## Work to complete
Output the data below as a Markdown table with a Row column numbering each line and an Entry column holding the line itself. Skip blank lines, and leave the pictures out of the answer.

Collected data
□ □ □ □ □ □ □

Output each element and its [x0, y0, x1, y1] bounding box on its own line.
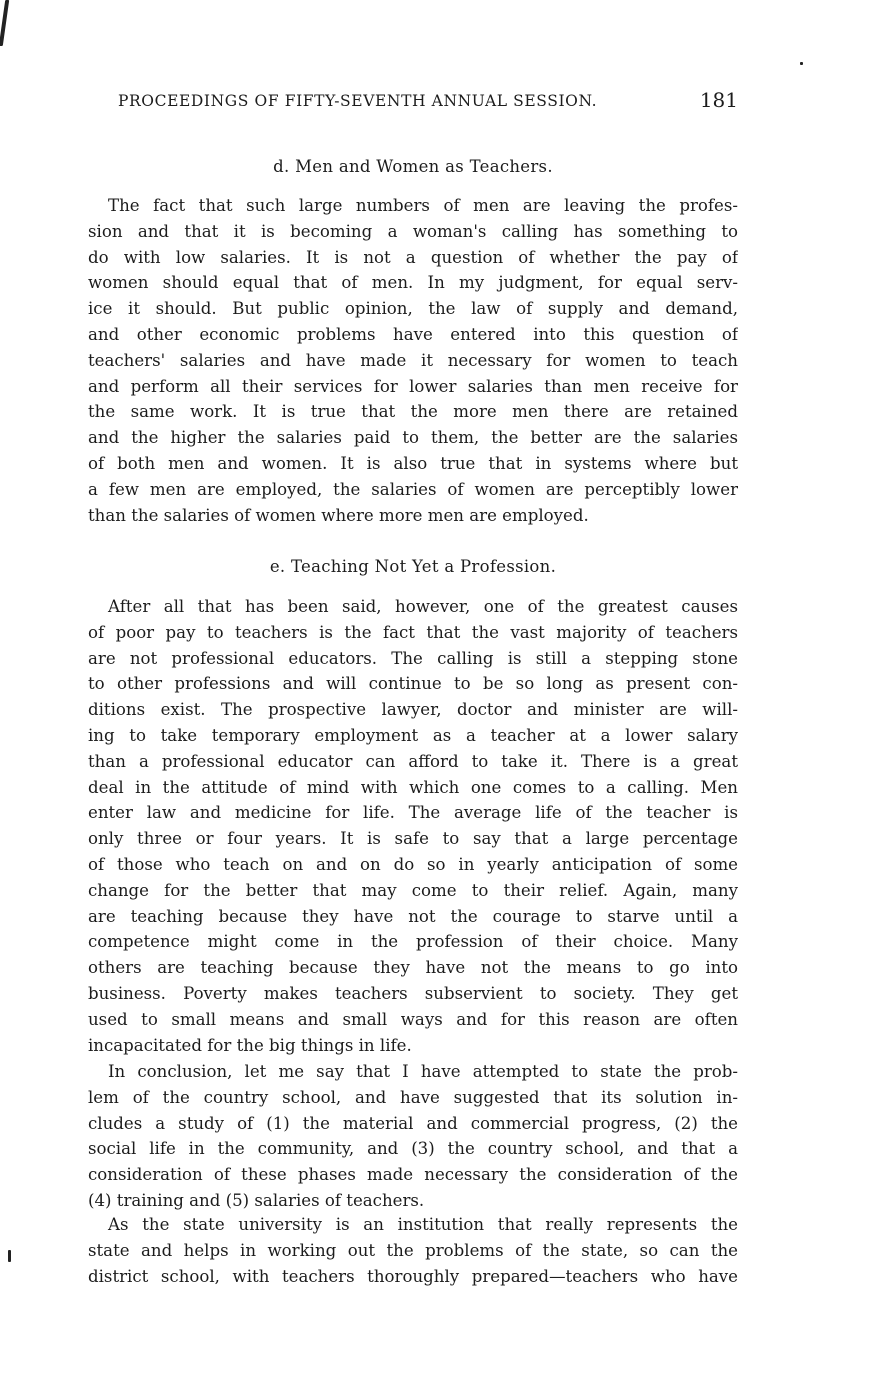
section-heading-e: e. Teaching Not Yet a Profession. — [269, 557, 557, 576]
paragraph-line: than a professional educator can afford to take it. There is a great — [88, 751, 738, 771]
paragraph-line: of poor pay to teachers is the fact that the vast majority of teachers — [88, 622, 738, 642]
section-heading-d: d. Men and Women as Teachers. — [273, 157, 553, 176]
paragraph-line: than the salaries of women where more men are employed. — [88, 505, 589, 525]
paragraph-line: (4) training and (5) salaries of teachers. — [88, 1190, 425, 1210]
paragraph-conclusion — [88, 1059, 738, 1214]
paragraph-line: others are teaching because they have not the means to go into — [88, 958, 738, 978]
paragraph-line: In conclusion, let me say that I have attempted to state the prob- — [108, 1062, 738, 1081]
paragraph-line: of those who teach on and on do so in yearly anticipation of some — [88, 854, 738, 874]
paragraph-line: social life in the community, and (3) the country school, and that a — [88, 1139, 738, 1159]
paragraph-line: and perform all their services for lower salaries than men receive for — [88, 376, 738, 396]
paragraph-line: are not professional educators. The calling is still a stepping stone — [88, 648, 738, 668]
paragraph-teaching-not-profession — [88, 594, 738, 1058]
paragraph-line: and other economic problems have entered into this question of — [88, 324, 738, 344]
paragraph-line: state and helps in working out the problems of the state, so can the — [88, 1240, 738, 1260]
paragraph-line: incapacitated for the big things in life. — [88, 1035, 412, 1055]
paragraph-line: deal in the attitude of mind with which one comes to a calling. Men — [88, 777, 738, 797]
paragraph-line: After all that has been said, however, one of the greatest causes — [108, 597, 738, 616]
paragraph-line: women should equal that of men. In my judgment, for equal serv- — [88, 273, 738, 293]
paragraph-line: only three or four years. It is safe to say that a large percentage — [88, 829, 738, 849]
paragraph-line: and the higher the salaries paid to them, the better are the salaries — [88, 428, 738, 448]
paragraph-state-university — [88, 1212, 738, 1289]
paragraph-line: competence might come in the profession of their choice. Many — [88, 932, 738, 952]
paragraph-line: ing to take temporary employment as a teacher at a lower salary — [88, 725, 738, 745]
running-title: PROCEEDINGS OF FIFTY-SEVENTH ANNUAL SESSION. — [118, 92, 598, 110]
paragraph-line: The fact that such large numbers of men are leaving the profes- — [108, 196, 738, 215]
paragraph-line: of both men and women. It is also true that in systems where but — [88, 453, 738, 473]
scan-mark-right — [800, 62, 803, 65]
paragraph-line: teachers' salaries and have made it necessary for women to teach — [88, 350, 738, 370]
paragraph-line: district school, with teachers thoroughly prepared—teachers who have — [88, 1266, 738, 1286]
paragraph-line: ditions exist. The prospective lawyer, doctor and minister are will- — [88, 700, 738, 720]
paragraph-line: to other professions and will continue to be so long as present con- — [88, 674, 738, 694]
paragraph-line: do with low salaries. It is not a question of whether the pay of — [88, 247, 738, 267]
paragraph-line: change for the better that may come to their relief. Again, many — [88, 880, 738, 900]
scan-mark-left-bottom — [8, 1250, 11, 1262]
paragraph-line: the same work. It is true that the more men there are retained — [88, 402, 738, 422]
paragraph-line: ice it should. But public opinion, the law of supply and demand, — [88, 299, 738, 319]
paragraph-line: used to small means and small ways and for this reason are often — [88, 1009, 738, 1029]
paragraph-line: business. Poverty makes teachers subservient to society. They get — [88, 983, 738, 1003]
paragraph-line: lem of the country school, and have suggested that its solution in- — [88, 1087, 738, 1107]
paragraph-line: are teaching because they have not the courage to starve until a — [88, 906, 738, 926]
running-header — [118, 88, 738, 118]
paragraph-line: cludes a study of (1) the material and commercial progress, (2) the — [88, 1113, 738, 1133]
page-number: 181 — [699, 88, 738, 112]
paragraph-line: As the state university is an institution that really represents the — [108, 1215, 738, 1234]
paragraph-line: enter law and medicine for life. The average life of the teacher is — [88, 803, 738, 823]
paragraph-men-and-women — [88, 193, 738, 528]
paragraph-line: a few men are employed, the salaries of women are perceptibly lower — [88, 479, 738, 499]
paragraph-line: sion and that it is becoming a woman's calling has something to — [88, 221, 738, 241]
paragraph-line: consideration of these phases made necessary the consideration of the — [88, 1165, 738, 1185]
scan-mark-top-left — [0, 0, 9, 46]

□ □ □ □ □ □ □

## Result of this exercise
| Row | Entry |
|---|---|
| 1 | Output each element and its [x0, y0, x1, y1] bounding box on its own line. |
| 2 | section-heading-e: e. Teaching Not Yet a Profession. — [269, 557, 557, 576] |
| 3 | paragraph-line: than a professional educator can afford to take it. There is a great — [88, 751, 738, 771] |
| 4 | paragraph-line: of poor pay to teachers is the fact that the vast majority of teachers — [88, 622, 738, 642] |
| 5 | section-heading-d: d. Men and Women as Teachers. — [273, 157, 553, 176] |
| 6 | paragraph-line: than the salaries of women where more men are employed. — [88, 505, 589, 525] |
| 7 | paragraph-line: (4) training and (5) salaries of teachers. — [88, 1190, 425, 1210] |
| 8 | paragraph-conclusion — [88, 1059, 738, 1214] |
| 9 | paragraph-line: others are teaching because they have not the means to go into — [88, 958, 738, 978] |
| 10 | paragraph-line: In conclusion, let me say that I have attempted to state the prob- — [108, 1062, 738, 1081] |
| 11 | paragraph-line: of those who teach on and on do so in yearly anticipation of some — [88, 854, 738, 874] |
| 12 | paragraph-line: social life in the community, and (3) the country school, and that a — [88, 1139, 738, 1159] |
| 13 | paragraph-line: and perform all their services for lower salaries than men receive for — [88, 376, 738, 396] |
| 14 | paragraph-line: are not professional educators. The calling is still a stepping stone — [88, 648, 738, 668] |
| 15 | paragraph-teaching-not-profession — [88, 594, 738, 1058] |
| 16 | paragraph-line: and other economic problems have entered into this question of — [88, 324, 738, 344] |
| 17 | paragraph-line: state and helps in working out the problems of the state, so can the — [88, 1240, 738, 1260] |
| 18 | paragraph-line: incapacitated for the big things in life. — [88, 1035, 412, 1055] |
| 19 | paragraph-line: deal in the attitude of mind with which one comes to a calling. Men — [88, 777, 738, 797] |
| 20 | paragraph-line: After all that has been said, however, one of the greatest causes — [108, 597, 738, 616] |
| 21 | paragraph-line: women should equal that of men. In my judgment, for equal serv- — [88, 273, 738, 293] |
| 22 | paragraph-line: only three or four years. It is safe to say that a large percentage — [88, 829, 738, 849] |
| 23 | paragraph-line: and the higher the salaries paid to them, the better are the salaries — [88, 428, 738, 448] |
| 24 | paragraph-state-university — [88, 1212, 738, 1289] |
| 25 | paragraph-line: competence might come in the profession of their choice. Many — [88, 932, 738, 952] |
| 26 | paragraph-line: ing to take temporary employment as a teacher at a lower salary — [88, 725, 738, 745] |
| 27 | running-title: PROCEEDINGS OF FIFTY-SEVENTH ANNUAL SESSION. — [118, 92, 598, 110] |
| 28 | paragraph-line: The fact that such large numbers of men are leaving the profes- — [108, 196, 738, 215] |
| 29 | paragraph-line: of both men and women. It is also true that in systems where but — [88, 453, 738, 473] |
| 30 | scan-mark-right — [800, 62, 803, 65] |
| 31 | paragraph-line: teachers' salaries and have made it necessary for women to teach — [88, 350, 738, 370] |
| 32 | paragraph-line: district school, with teachers thoroughly prepared—teachers who have — [88, 1266, 738, 1286] |
| 33 | paragraph-line: ditions exist. The prospective lawyer, doctor and minister are will- — [88, 700, 738, 720] |
| 34 | paragraph-line: to other professions and will continue to be so long as present con- — [88, 674, 738, 694] |
| 35 | paragraph-line: do with low salaries. It is not a question of whether the pay of — [88, 247, 738, 267] |
| 36 | paragraph-line: change for the better that may come to their relief. Again, many — [88, 880, 738, 900] |
| 37 | scan-mark-left-bottom — [8, 1250, 11, 1262] |
| 38 | paragraph-line: the same work. It is true that the more men there are retained — [88, 402, 738, 422] |
| 39 | paragraph-line: ice it should. But public opinion, the law of supply and demand, — [88, 299, 738, 319] |
| 40 | paragraph-line: used to small means and small ways and for this reason are often — [88, 1009, 738, 1029] |
| 41 | paragraph-line: business. Poverty makes teachers subservient to society. They get — [88, 983, 738, 1003] |
| 42 | paragraph-line: lem of the country school, and have suggested that its solution in- — [88, 1087, 738, 1107] |
| 43 | paragraph-line: are teaching because they have not the courage to starve until a — [88, 906, 738, 926] |
| 44 | running-header — [118, 88, 738, 118] |
| 45 | paragraph-line: cludes a study of (1) the material and commercial progress, (2) the — [88, 1113, 738, 1133] |
| 46 | page-number: 181 — [699, 88, 738, 112] |
| 47 | paragraph-line: As the state university is an institution that really represents the — [108, 1215, 738, 1234] |
| 48 | paragraph-line: enter law and medicine for life. The average life of the teacher is — [88, 803, 738, 823] |
| 49 | paragraph-men-and-women — [88, 193, 738, 528] |
| 50 | paragraph-line: a few men are employed, the salaries of women are perceptibly lower — [88, 479, 738, 499] |
| 51 | paragraph-line: sion and that it is becoming a woman's calling has something to — [88, 221, 738, 241] |
| 52 | paragraph-line: consideration of these phases made necessary the consideration of the — [88, 1165, 738, 1185] |
| 53 | scan-mark-top-left — [0, 0, 9, 46] |